[start EXCERPTED DATA]

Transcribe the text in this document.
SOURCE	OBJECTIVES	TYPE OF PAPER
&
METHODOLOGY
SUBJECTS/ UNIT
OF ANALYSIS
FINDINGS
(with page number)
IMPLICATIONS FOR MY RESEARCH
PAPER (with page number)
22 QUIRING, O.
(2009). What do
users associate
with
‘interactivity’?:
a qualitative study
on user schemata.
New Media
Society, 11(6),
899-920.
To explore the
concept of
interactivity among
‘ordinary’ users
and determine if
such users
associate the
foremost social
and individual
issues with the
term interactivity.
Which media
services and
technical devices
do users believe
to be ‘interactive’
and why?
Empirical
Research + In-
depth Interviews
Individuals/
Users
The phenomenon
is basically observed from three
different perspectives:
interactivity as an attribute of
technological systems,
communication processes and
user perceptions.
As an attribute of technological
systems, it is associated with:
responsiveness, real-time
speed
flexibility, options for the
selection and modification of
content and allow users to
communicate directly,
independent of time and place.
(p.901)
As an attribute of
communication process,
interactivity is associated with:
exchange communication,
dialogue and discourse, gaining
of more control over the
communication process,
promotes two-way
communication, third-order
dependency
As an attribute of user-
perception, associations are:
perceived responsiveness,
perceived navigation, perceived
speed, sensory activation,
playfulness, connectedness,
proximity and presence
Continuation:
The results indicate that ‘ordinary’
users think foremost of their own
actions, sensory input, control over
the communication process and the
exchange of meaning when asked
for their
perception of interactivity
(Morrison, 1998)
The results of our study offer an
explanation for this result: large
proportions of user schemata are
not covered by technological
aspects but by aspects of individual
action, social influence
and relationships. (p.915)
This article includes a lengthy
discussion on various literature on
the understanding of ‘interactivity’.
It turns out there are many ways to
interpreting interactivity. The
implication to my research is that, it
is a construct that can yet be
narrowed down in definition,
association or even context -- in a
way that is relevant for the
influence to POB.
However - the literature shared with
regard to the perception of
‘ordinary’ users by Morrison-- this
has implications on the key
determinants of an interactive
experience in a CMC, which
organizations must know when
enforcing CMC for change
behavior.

[end EXCERPTED DATA]

WHAT IS REQUIRED>
Filter the entries down to the lines containing "foremost". Copy each of those lines.

SOLUTION TO THE PROBLEM>
foremost social
users think foremost of their own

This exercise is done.